## YOUR GOAL
Copy out all lines that carry the word "false".

# Start of AVAILABLE RECORDS

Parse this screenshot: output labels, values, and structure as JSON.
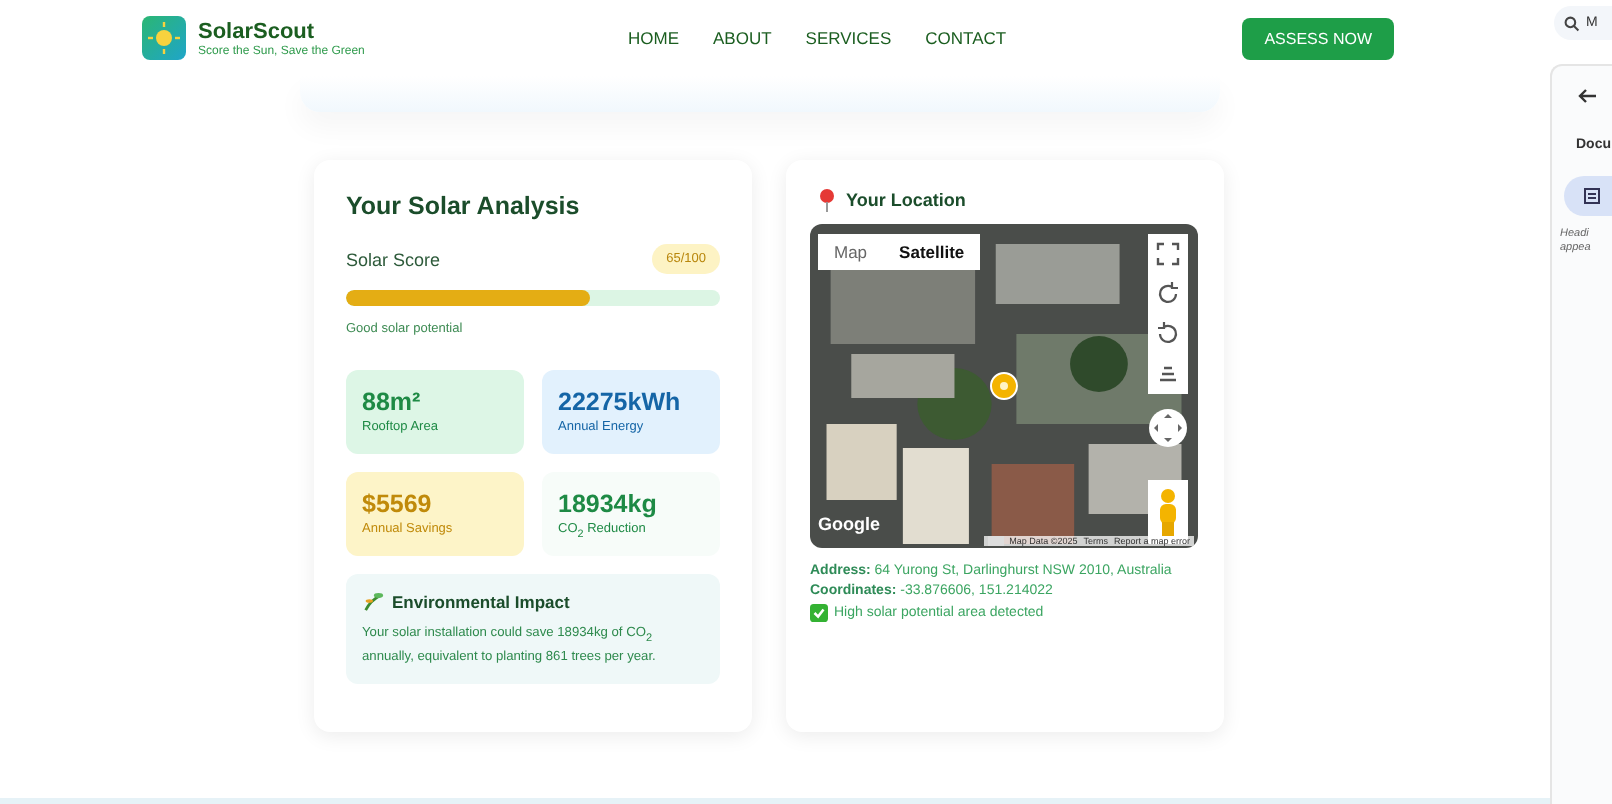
{
  "header": {
    "brand": "SolarScout",
    "tagline": "Score the Sun, Save the Green",
    "nav": [
      {
        "label": "HOME"
      },
      {
        "label": "ABOUT"
      },
      {
        "label": "SERVICES"
      },
      {
        "label": "CONTACT"
      }
    ],
    "cta": "ASSESS NOW"
  },
  "analysis": {
    "title": "Your Solar Analysis",
    "score_label": "Solar Score",
    "score_badge": "65/100",
    "level": 0.65,
    "score_note": "Good solar potential",
    "stats": [
      {
        "value": "88m²",
        "label": "Rooftop Area",
        "kind": "green"
      },
      {
        "value": "22275kWh",
        "label": "Annual Energy",
        "kind": "blue"
      },
      {
        "value": "$5569",
        "label": "Annual Savings",
        "kind": "yellow"
      },
      {
        "value": "18934kg",
        "label": "CO$_{2}$ Reduction",
        "kind": "plain"
      }
    ],
    "impact": {
      "title": "Environmental Impact",
      "text": "Your solar installation could save 18934kg of CO$_{2}$ annually, equivalent to planting 861 trees per year."
    }
  },
  "location": {
    "title": "Your Location",
    "map": {
      "tabs": [
        {
          "label": "Map",
          "selected": false
        },
        {
          "label": "Satellite",
          "selected": true
        }
      ],
      "logo": "Google",
      "footer": [
        "Map Data ©2025",
        "Terms",
        "Report a map error"
      ]
    },
    "address_label": "Address:",
    "address": "64 Yurong St, Darlinghurst NSW 2010, Australia",
    "coords_label": "Coordinates:",
    "coords": "-33.876606, 151.214022",
    "status": "High solar potential area detected"
  },
  "side_panel": {
    "search": "M",
    "heading": "Docu",
    "note": [
      "Headi",
      "appea"
    ]
  }
}
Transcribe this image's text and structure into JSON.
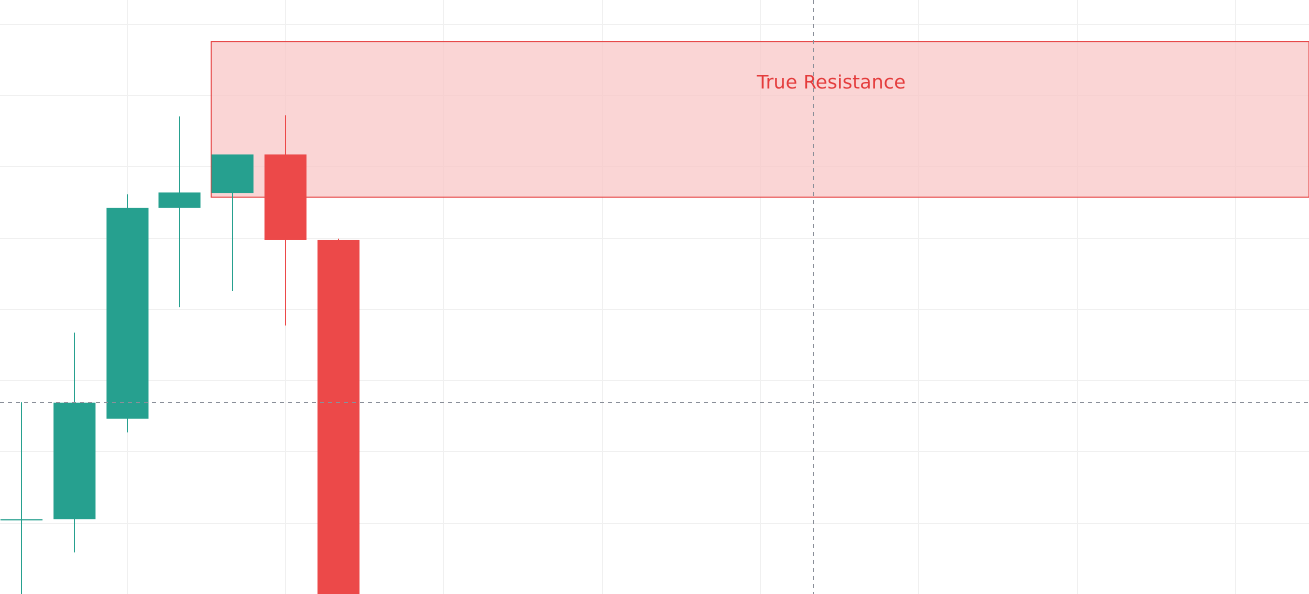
{
  "colors": {
    "background": "#ffffff",
    "grid": "#f0f0f0",
    "up": "#26a08f",
    "down": "#ec4949",
    "zone_fill": "#f8c3c3",
    "zone_border": "#e43c3c",
    "zone_text": "#e43c3c",
    "crosshair": "#8a8f99"
  },
  "chart_data": {
    "type": "candlestick",
    "title": "",
    "xlabel": "",
    "ylabel": "",
    "grid": true,
    "legend": "none",
    "axes_labels_visible": false,
    "x_range": [
      -0.4,
      24.4
    ],
    "y_range": [
      0,
      100
    ],
    "candles": [
      {
        "i": 0,
        "open": 12.4,
        "high": 32.3,
        "low": 0.0,
        "close": 12.6
      },
      {
        "i": 1,
        "open": 12.6,
        "high": 44.0,
        "low": 7.0,
        "close": 32.2
      },
      {
        "i": 2,
        "open": 29.5,
        "high": 67.3,
        "low": 27.2,
        "close": 65.0
      },
      {
        "i": 3,
        "open": 65.0,
        "high": 80.4,
        "low": 48.3,
        "close": 67.6
      },
      {
        "i": 4,
        "open": 67.5,
        "high": 70.5,
        "low": 51.0,
        "close": 74.0
      },
      {
        "i": 5,
        "open": 74.0,
        "high": 80.6,
        "low": 45.2,
        "close": 59.6
      },
      {
        "i": 6,
        "open": 59.6,
        "high": 59.8,
        "low": 0.0,
        "close": 0.0
      }
    ],
    "zones": [
      {
        "label": "True Resistance",
        "from_index": 4,
        "low": 66.8,
        "high": 93.0
      }
    ],
    "crosshair": {
      "index": 15.0,
      "price": 32.3
    }
  }
}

# End of AVAILABLE RECORDS

## OUTPUT BELOW
          "selected": false
    "axes_labels_visible": false,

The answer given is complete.